GIVEN TASK — Will you transcribe the entries that follow, exactly and in full?

--- start DATA SUPPLIED ---

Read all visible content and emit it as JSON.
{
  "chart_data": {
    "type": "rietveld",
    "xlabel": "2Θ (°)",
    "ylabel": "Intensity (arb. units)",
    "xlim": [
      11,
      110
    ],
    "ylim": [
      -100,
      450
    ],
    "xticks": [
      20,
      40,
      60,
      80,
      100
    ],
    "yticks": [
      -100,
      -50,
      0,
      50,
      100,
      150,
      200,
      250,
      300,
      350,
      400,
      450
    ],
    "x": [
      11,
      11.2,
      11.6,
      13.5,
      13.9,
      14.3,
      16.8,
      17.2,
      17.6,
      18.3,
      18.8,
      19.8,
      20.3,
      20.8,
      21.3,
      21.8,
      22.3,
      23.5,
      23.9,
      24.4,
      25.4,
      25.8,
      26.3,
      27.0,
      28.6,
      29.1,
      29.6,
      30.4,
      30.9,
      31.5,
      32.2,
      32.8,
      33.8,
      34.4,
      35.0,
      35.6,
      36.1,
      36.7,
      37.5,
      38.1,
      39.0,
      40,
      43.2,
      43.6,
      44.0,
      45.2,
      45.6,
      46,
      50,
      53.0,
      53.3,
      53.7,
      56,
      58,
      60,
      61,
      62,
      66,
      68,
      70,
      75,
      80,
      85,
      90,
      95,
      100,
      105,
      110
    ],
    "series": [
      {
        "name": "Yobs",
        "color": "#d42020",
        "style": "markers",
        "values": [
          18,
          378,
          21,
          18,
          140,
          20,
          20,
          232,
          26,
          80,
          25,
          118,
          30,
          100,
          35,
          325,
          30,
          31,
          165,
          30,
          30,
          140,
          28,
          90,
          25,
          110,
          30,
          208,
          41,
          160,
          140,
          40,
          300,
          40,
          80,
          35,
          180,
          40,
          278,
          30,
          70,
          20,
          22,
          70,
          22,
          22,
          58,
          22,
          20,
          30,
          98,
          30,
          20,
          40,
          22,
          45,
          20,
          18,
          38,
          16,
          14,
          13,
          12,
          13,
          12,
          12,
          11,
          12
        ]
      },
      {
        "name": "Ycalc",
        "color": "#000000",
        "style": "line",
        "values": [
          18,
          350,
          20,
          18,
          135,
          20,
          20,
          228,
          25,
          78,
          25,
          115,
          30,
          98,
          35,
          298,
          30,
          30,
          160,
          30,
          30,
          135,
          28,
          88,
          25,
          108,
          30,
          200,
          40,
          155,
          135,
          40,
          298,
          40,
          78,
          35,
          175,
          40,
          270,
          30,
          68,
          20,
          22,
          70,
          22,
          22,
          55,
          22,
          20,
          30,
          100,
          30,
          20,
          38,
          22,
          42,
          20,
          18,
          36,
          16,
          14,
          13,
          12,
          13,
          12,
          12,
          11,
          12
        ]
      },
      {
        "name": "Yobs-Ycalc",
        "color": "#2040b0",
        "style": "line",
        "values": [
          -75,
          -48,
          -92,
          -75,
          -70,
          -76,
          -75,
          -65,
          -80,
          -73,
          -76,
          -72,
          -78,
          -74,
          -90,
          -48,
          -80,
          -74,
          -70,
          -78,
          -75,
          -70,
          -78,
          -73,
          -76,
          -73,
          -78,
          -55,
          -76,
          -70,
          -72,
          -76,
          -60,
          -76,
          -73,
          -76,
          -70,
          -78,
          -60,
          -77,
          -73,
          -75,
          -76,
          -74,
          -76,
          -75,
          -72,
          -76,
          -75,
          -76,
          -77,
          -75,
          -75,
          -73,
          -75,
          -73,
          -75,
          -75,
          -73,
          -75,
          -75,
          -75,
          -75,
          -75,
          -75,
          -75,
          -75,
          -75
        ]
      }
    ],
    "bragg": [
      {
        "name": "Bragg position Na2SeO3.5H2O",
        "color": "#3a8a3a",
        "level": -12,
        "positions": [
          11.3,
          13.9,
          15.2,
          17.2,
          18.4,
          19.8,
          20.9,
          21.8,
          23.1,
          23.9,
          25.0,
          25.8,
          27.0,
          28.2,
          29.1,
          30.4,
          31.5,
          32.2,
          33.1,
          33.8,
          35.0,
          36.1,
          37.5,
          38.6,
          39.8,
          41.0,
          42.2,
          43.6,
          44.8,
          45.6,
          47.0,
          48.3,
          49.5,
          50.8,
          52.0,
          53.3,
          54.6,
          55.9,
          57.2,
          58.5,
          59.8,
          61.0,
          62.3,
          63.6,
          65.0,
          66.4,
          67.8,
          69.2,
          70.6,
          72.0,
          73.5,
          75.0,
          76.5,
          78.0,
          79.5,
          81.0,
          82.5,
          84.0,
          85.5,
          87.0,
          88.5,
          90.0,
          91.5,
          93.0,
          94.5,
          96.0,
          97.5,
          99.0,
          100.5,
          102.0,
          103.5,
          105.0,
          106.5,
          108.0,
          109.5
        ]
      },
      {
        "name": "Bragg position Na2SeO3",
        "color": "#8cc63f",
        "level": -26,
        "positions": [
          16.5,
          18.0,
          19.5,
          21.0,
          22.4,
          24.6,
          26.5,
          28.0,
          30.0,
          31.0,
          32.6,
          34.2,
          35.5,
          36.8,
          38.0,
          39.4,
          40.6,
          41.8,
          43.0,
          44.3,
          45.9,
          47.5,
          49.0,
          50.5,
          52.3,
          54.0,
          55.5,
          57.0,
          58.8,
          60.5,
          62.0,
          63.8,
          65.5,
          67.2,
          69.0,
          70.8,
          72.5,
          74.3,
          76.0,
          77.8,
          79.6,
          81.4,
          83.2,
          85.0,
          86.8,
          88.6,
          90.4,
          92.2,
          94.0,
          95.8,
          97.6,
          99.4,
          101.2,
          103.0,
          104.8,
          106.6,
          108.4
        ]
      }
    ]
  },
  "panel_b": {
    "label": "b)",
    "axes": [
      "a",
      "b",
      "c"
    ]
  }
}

--- end DATA SUPPLIED ---

FULL SOLUTION —
Read all visible content and emit it as JSON.
{
  "chart_data": {
    "type": "rietveld",
    "xlabel": "2Θ (°)",
    "ylabel": "Intensity (arb. units)",
    "xlim": [
      11,
      110
    ],
    "ylim": [
      -100,
      450
    ],
    "xticks": [
      20,
      40,
      60,
      80,
      100
    ],
    "yticks": [
      -100,
      -50,
      0,
      50,
      100,
      150,
      200,
      250,
      300,
      350,
      400,
      450
    ],
    "x": [
      11,
      11.2,
      11.6,
      13.5,
      13.9,
      14.3,
      16.8,
      17.2,
      17.6,
      18.3,
      18.8,
      19.8,
      20.3,
      20.8,
      21.3,
      21.8,
      22.3,
      23.5,
      23.9,
      24.4,
      25.4,
      25.8,
      26.3,
      27.0,
      28.6,
      29.1,
      29.6,
      30.4,
      30.9,
      31.5,
      32.2,
      32.8,
      33.8,
      34.4,
      35.0,
      35.6,
      36.1,
      36.7,
      37.5,
      38.1,
      39.0,
      40,
      43.2,
      43.6,
      44.0,
      45.2,
      45.6,
      46,
      50,
      53.0,
      53.3,
      53.7,
      56,
      58,
      60,
      61,
      62,
      66,
      68,
      70,
      75,
      80,
      85,
      90,
      95,
      100,
      105,
      110
    ],
    "series": [
      {
        "name": "Yobs",
        "color": "#d42020",
        "style": "markers",
        "values": [
          18,
          378,
          21,
          18,
          140,
          20,
          20,
          232,
          26,
          80,
          25,
          118,
          30,
          100,
          35,
          325,
          30,
          31,
          165,
          30,
          30,
          140,
          28,
          90,
          25,
          110,
          30,
          208,
          41,
          160,
          140,
          40,
          300,
          40,
          80,
          35,
          180,
          40,
          278,
          30,
          70,
          20,
          22,
          70,
          22,
          22,
          58,
          22,
          20,
          30,
          98,
          30,
          20,
          40,
          22,
          45,
          20,
          18,
          38,
          16,
          14,
          13,
          12,
          13,
          12,
          12,
          11,
          12
        ]
      },
      {
        "name": "Ycalc",
        "color": "#000000",
        "style": "line",
        "values": [
          18,
          350,
          20,
          18,
          135,
          20,
          20,
          228,
          25,
          78,
          25,
          115,
          30,
          98,
          35,
          298,
          30,
          30,
          160,
          30,
          30,
          135,
          28,
          88,
          25,
          108,
          30,
          200,
          40,
          155,
          135,
          40,
          298,
          40,
          78,
          35,
          175,
          40,
          270,
          30,
          68,
          20,
          22,
          70,
          22,
          22,
          55,
          22,
          20,
          30,
          100,
          30,
          20,
          38,
          22,
          42,
          20,
          18,
          36,
          16,
          14,
          13,
          12,
          13,
          12,
          12,
          11,
          12
        ]
      },
      {
        "name": "Yobs-Ycalc",
        "color": "#2040b0",
        "style": "line",
        "values": [
          -75,
          -48,
          -92,
          -75,
          -70,
          -76,
          -75,
          -65,
          -80,
          -73,
          -76,
          -72,
          -78,
          -74,
          -90,
          -48,
          -80,
          -74,
          -70,
          -78,
          -75,
          -70,
          -78,
          -73,
          -76,
          -73,
          -78,
          -55,
          -76,
          -70,
          -72,
          -76,
          -60,
          -76,
          -73,
          -76,
          -70,
          -78,
          -60,
          -77,
          -73,
          -75,
          -76,
          -74,
          -76,
          -75,
          -72,
          -76,
          -75,
          -76,
          -77,
          -75,
          -75,
          -73,
          -75,
          -73,
          -75,
          -75,
          -73,
          -75,
          -75,
          -75,
          -75,
          -75,
          -75,
          -75,
          -75,
          -75
        ]
      }
    ],
    "bragg": [
      {
        "name": "Bragg position Na2SeO3.5H2O",
        "color": "#3a8a3a",
        "level": -12,
        "positions": [
          11.3,
          13.9,
          15.2,
          17.2,
          18.4,
          19.8,
          20.9,
          21.8,
          23.1,
          23.9,
          25.0,
          25.8,
          27.0,
          28.2,
          29.1,
          30.4,
          31.5,
          32.2,
          33.1,
          33.8,
          35.0,
          36.1,
          37.5,
          38.6,
          39.8,
          41.0,
          42.2,
          43.6,
          44.8,
          45.6,
          47.0,
          48.3,
          49.5,
          50.8,
          52.0,
          53.3,
          54.6,
          55.9,
          57.2,
          58.5,
          59.8,
          61.0,
          62.3,
          63.6,
          65.0,
          66.4,
          67.8,
          69.2,
          70.6,
          72.0,
          73.5,
          75.0,
          76.5,
          78.0,
          79.5,
          81.0,
          82.5,
          84.0,
          85.5,
          87.0,
          88.5,
          90.0,
          91.5,
          93.0,
          94.5,
          96.0,
          97.5,
          99.0,
          100.5,
          102.0,
          103.5,
          105.0,
          106.5,
          108.0,
          109.5
        ]
      },
      {
        "name": "Bragg position Na2SeO3",
        "color": "#8cc63f",
        "level": -26,
        "positions": [
          16.5,
          18.0,
          19.5,
          21.0,
          22.4,
          24.6,
          26.5,
          28.0,
          30.0,
          31.0,
          32.6,
          34.2,
          35.5,
          36.8,
          38.0,
          39.4,
          40.6,
          41.8,
          43.0,
          44.3,
          45.9,
          47.5,
          49.0,
          50.5,
          52.3,
          54.0,
          55.5,
          57.0,
          58.8,
          60.5,
          62.0,
          63.8,
          65.5,
          67.2,
          69.0,
          70.8,
          72.5,
          74.3,
          76.0,
          77.8,
          79.6,
          81.4,
          83.2,
          85.0,
          86.8,
          88.6,
          90.4,
          92.2,
          94.0,
          95.8,
          97.6,
          99.4,
          101.2,
          103.0,
          104.8,
          106.6,
          108.4
        ]
      }
    ]
  },
  "panel_b": {
    "label": "b)",
    "axes": [
      "a",
      "b",
      "c"
    ]
  }
}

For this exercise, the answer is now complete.